Dataset excerpt:
+ + + +

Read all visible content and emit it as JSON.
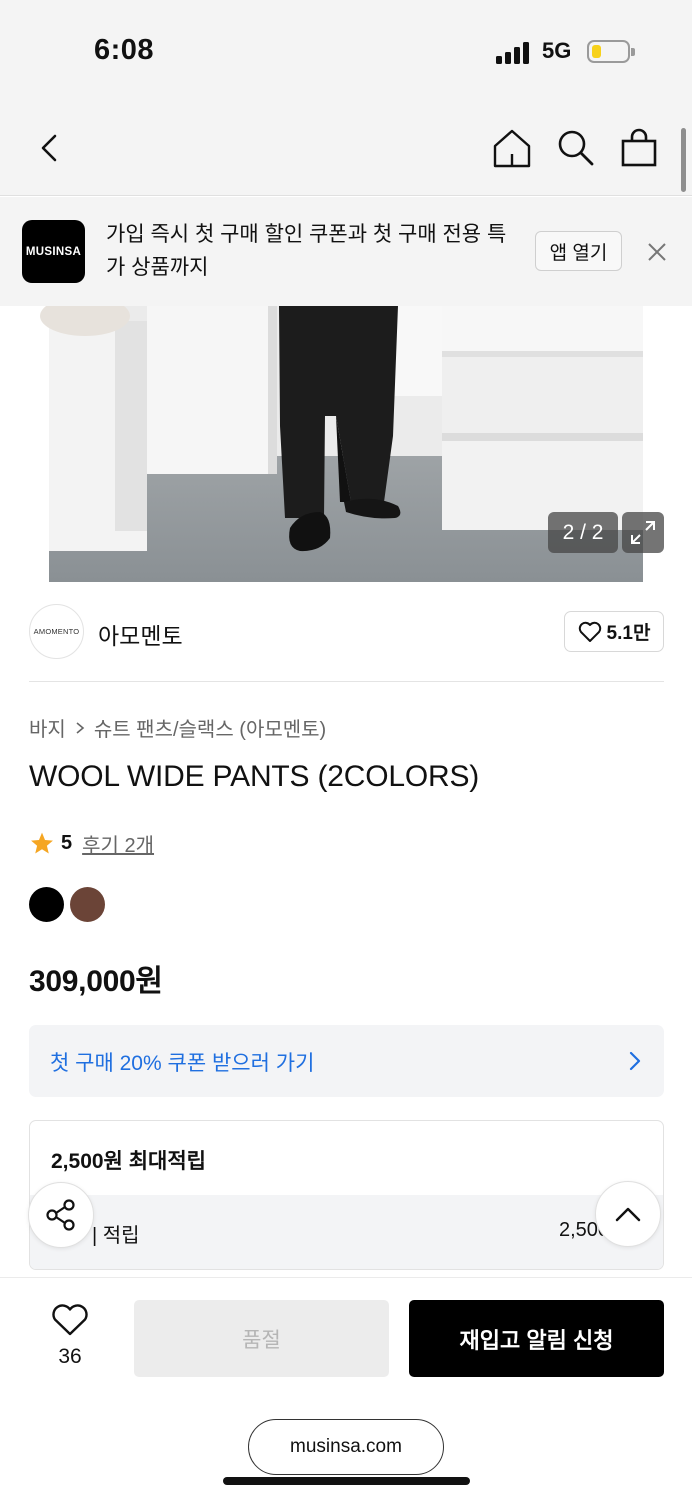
{
  "status_bar": {
    "time": "6:08",
    "network": "5G",
    "battery_level": 0.25
  },
  "header": {
    "back_icon": "chevron-left-icon",
    "home_icon": "home-icon",
    "search_icon": "search-icon",
    "bag_icon": "shopping-bag-icon"
  },
  "banner": {
    "logo_text": "MUSINSA",
    "text": "가입 즉시 첫 구매 할인 쿠폰과 첫 구매 전용 특가 상품까지",
    "open_app_label": "앱 열기",
    "close_icon": "close-icon"
  },
  "gallery": {
    "counter": "2 / 2",
    "expand_icon": "expand-icon"
  },
  "brand": {
    "logo_text": "AMOMENTO",
    "name": "아모멘토",
    "likes": "5.1만"
  },
  "product": {
    "breadcrumb": [
      "바지",
      "슈트 팬츠/슬랙스 (아모멘토)"
    ],
    "title": "WOOL WIDE PANTS (2COLORS)",
    "rating": "5",
    "reviews": "후기 2개",
    "colors": [
      "#000000",
      "#6b4437"
    ],
    "price": "309,000원"
  },
  "coupon": {
    "text": "첫 구매 20% 쿠폰 받으러 가기"
  },
  "points": {
    "title": "2,500원 최대적립",
    "row_label": "| 적립",
    "row_value": "2,500"
  },
  "bottom_bar": {
    "wish_count": "36",
    "soldout_label": "품절",
    "restock_label": "재입고 알림 신청"
  },
  "browser": {
    "url": "musinsa.com"
  },
  "colors": {
    "coupon_blue": "#1f6fe0",
    "star": "#f5a623",
    "primary": "#000000"
  }
}
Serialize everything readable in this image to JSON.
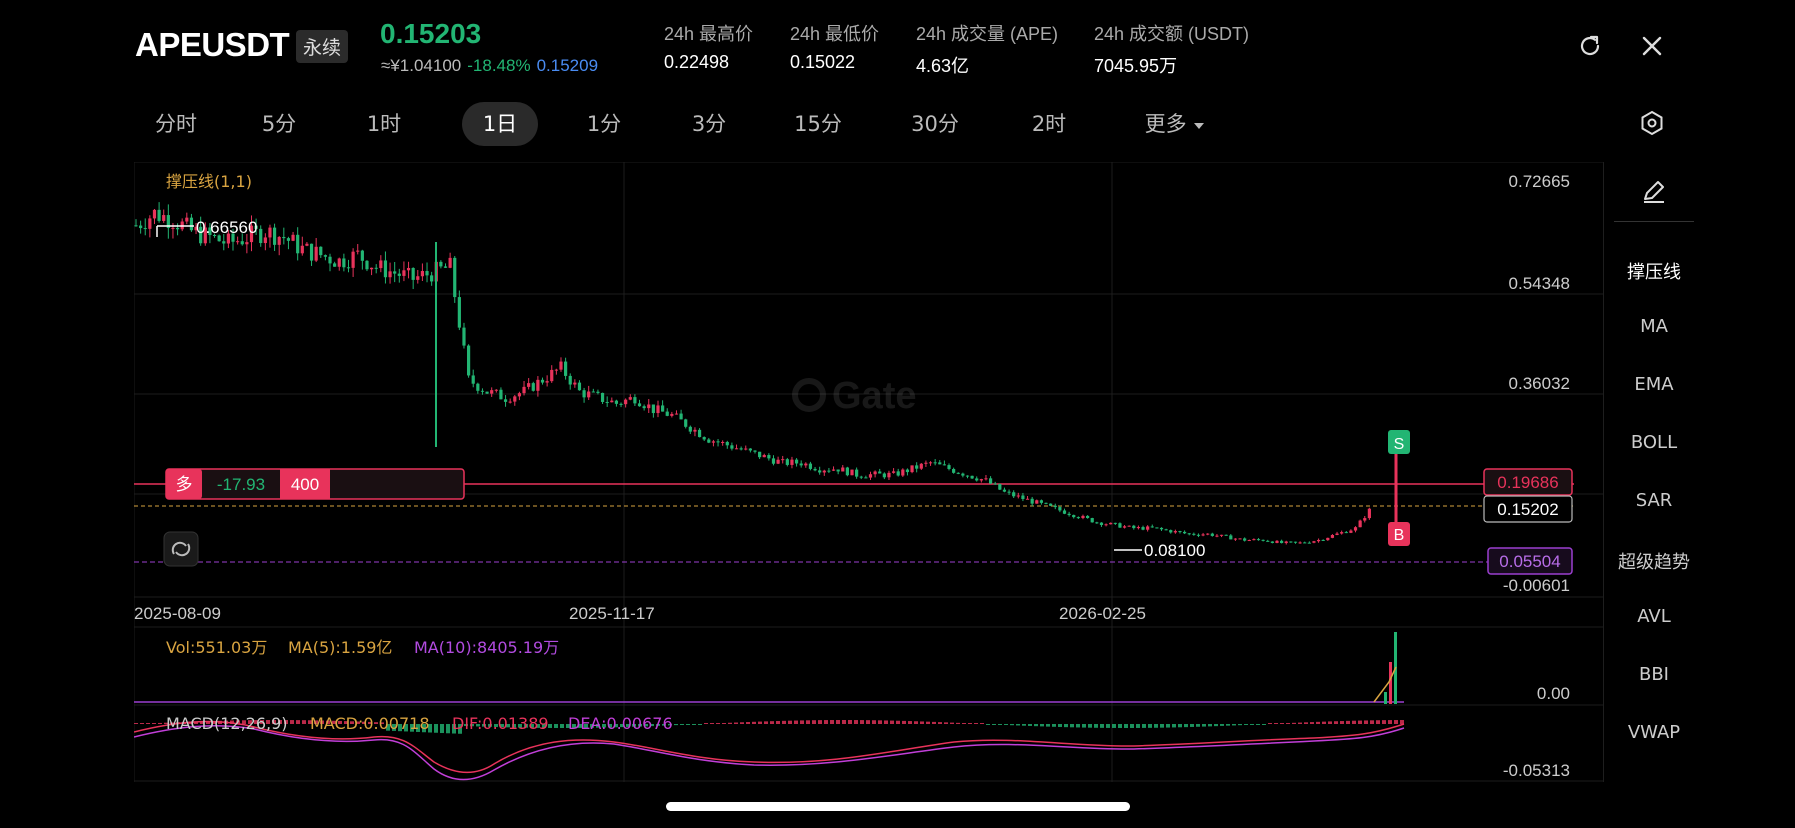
{
  "header": {
    "symbol": "APEUSDT",
    "contract_type": "永续",
    "last_price": "0.15203",
    "cny_price": "≈¥1.04100",
    "change_pct": "-18.48%",
    "mark_price": "0.15209",
    "stats": [
      {
        "label": "24h 最高价",
        "value": "0.22498"
      },
      {
        "label": "24h 最低价",
        "value": "0.15022"
      },
      {
        "label": "24h 成交量 (APE)",
        "value": "4.63亿"
      },
      {
        "label": "24h 成交额 (USDT)",
        "value": "7045.95万"
      }
    ],
    "refresh_icon": "refresh-icon",
    "close_icon": "close-icon"
  },
  "tabs": {
    "items": [
      "分时",
      "5分",
      "1时",
      "1日",
      "1分",
      "3分",
      "15分",
      "30分",
      "2时",
      "更多"
    ],
    "active": "1日",
    "settings_icon": "hex-settings-icon"
  },
  "sidebar": {
    "edit_icon": "pencil-icon",
    "items": [
      "撑压线",
      "MA",
      "EMA",
      "BOLL",
      "SAR",
      "超级趋势",
      "AVL",
      "BBI",
      "VWAP"
    ],
    "active": "撑压线"
  },
  "chart": {
    "indicator_label": "撑压线(1,1)",
    "watermark": "Gate",
    "y_ticks": [
      "0.72665",
      "0.54348",
      "0.36032",
      "-0.00601"
    ],
    "x_ticks": [
      "2025-08-09",
      "2025-11-17",
      "2026-02-25"
    ],
    "high_label": "0.66560",
    "low_label": "0.08100",
    "position": {
      "side": "多",
      "pnl": "-17.93",
      "qty": "400"
    },
    "price_tags": {
      "entry": "0.19686",
      "current": "0.15202",
      "liq": "0.05504"
    },
    "marker_s": "S",
    "marker_b": "B",
    "colors": {
      "up": "#e8335b",
      "down": "#22b573",
      "grid": "#1c1c1c",
      "entry_line": "#e8335b",
      "liq_line": "#9b3fd0",
      "current_line": "#d9a441"
    }
  },
  "volume": {
    "vol_label": "Vol:551.03万",
    "ma5_label": "MA(5):1.59亿",
    "ma10_label": "MA(10):8405.19万",
    "y_tick": "0.00"
  },
  "macd": {
    "macd_label": "MACD(12,26,9)",
    "macd_val": "MACD:0.00718",
    "dif_val": "DIF:0.01389",
    "dea_val": "DEA:0.00676",
    "y_tick": "-0.05313"
  },
  "chart_data": {
    "type": "candlestick",
    "x_ticks": [
      "2025-08-09",
      "2025-11-17",
      "2026-02-25"
    ],
    "ylim": [
      -0.00601,
      0.72665
    ],
    "approx_close_series": [
      0.62,
      0.64,
      0.63,
      0.61,
      0.6,
      0.59,
      0.6,
      0.61,
      0.6,
      0.58,
      0.57,
      0.56,
      0.57,
      0.55,
      0.54,
      0.53,
      0.54,
      0.55,
      0.36,
      0.34,
      0.33,
      0.34,
      0.36,
      0.38,
      0.34,
      0.33,
      0.32,
      0.33,
      0.31,
      0.3,
      0.28,
      0.26,
      0.25,
      0.24,
      0.23,
      0.22,
      0.22,
      0.21,
      0.21,
      0.2,
      0.2,
      0.2,
      0.21,
      0.22,
      0.21,
      0.2,
      0.19,
      0.17,
      0.16,
      0.15,
      0.14,
      0.13,
      0.12,
      0.115,
      0.11,
      0.11,
      0.105,
      0.1,
      0.1,
      0.095,
      0.09,
      0.09,
      0.085,
      0.085,
      0.09,
      0.1,
      0.11,
      0.15
    ]
  }
}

+ + + +

WHAT YOU ARE ASKED TO DO -
Repeat the records word for word. Any picture in them should be left out.

SOLUTION FOR THIS TASK -
Read all visible content and emit it as JSON.
{
  "status_bar": {
    "time": "6:08",
    "network": "5G",
    "battery_level": 0.25
  },
  "header": {
    "back_icon": "chevron-left-icon",
    "home_icon": "home-icon",
    "search_icon": "search-icon",
    "bag_icon": "shopping-bag-icon"
  },
  "banner": {
    "logo_text": "MUSINSA",
    "text": "가입 즉시 첫 구매 할인 쿠폰과 첫 구매 전용 특가 상품까지",
    "open_app_label": "앱 열기",
    "close_icon": "close-icon"
  },
  "gallery": {
    "counter": "2 / 2",
    "expand_icon": "expand-icon"
  },
  "brand": {
    "logo_text": "AMOMENTO",
    "name": "아모멘토",
    "likes": "5.1만"
  },
  "product": {
    "breadcrumb": [
      "바지",
      "슈트 팬츠/슬랙스 (아모멘토)"
    ],
    "title": "WOOL WIDE PANTS (2COLORS)",
    "rating": "5",
    "reviews": "후기 2개",
    "colors": [
      "#000000",
      "#6b4437"
    ],
    "price": "309,000원"
  },
  "coupon": {
    "text": "첫 구매 20% 쿠폰 받으러 가기"
  },
  "points": {
    "title": "2,500원 최대적립",
    "row_label": "| 적립",
    "row_value": "2,500"
  },
  "bottom_bar": {
    "wish_count": "36",
    "soldout_label": "품절",
    "restock_label": "재입고 알림 신청"
  },
  "browser": {
    "url": "musinsa.com"
  },
  "colors": {
    "coupon_blue": "#1f6fe0",
    "star": "#f5a623",
    "primary": "#000000"
  }
}
Serialize everything readable in this image to JSON.
{
  "header": {
    "symbol": "APEUSDT",
    "contract_type": "永续",
    "last_price": "0.15203",
    "cny_price": "≈¥1.04100",
    "change_pct": "-18.48%",
    "mark_price": "0.15209",
    "stats": [
      {
        "label": "24h 最高价",
        "value": "0.22498"
      },
      {
        "label": "24h 最低价",
        "value": "0.15022"
      },
      {
        "label": "24h 成交量 (APE)",
        "value": "4.63亿"
      },
      {
        "label": "24h 成交额 (USDT)",
        "value": "7045.95万"
      }
    ],
    "refresh_icon": "refresh-icon",
    "close_icon": "close-icon"
  },
  "tabs": {
    "items": [
      "分时",
      "5分",
      "1时",
      "1日",
      "1分",
      "3分",
      "15分",
      "30分",
      "2时",
      "更多"
    ],
    "active": "1日",
    "settings_icon": "hex-settings-icon"
  },
  "sidebar": {
    "edit_icon": "pencil-icon",
    "items": [
      "撑压线",
      "MA",
      "EMA",
      "BOLL",
      "SAR",
      "超级趋势",
      "AVL",
      "BBI",
      "VWAP"
    ],
    "active": "撑压线"
  },
  "chart": {
    "indicator_label": "撑压线(1,1)",
    "watermark": "Gate",
    "y_ticks": [
      "0.72665",
      "0.54348",
      "0.36032",
      "-0.00601"
    ],
    "x_ticks": [
      "2025-08-09",
      "2025-11-17",
      "2026-02-25"
    ],
    "high_label": "0.66560",
    "low_label": "0.08100",
    "position": {
      "side": "多",
      "pnl": "-17.93",
      "qty": "400"
    },
    "price_tags": {
      "entry": "0.19686",
      "current": "0.15202",
      "liq": "0.05504"
    },
    "marker_s": "S",
    "marker_b": "B",
    "colors": {
      "up": "#e8335b",
      "down": "#22b573",
      "grid": "#1c1c1c",
      "entry_line": "#e8335b",
      "liq_line": "#9b3fd0",
      "current_line": "#d9a441"
    }
  },
  "volume": {
    "vol_label": "Vol:551.03万",
    "ma5_label": "MA(5):1.59亿",
    "ma10_label": "MA(10):8405.19万",
    "y_tick": "0.00"
  },
  "macd": {
    "macd_label": "MACD(12,26,9)",
    "macd_val": "MACD:0.00718",
    "dif_val": "DIF:0.01389",
    "dea_val": "DEA:0.00676",
    "y_tick": "-0.05313"
  },
  "chart_data": {
    "type": "candlestick",
    "x_ticks": [
      "2025-08-09",
      "2025-11-17",
      "2026-02-25"
    ],
    "ylim": [
      -0.00601,
      0.72665
    ],
    "approx_close_series": [
      0.62,
      0.64,
      0.63,
      0.61,
      0.6,
      0.59,
      0.6,
      0.61,
      0.6,
      0.58,
      0.57,
      0.56,
      0.57,
      0.55,
      0.54,
      0.53,
      0.54,
      0.55,
      0.36,
      0.34,
      0.33,
      0.34,
      0.36,
      0.38,
      0.34,
      0.33,
      0.32,
      0.33,
      0.31,
      0.3,
      0.28,
      0.26,
      0.25,
      0.24,
      0.23,
      0.22,
      0.22,
      0.21,
      0.21,
      0.2,
      0.2,
      0.2,
      0.21,
      0.22,
      0.21,
      0.2,
      0.19,
      0.17,
      0.16,
      0.15,
      0.14,
      0.13,
      0.12,
      0.115,
      0.11,
      0.11,
      0.105,
      0.1,
      0.1,
      0.095,
      0.09,
      0.09,
      0.085,
      0.085,
      0.09,
      0.1,
      0.11,
      0.15
    ]
  }
}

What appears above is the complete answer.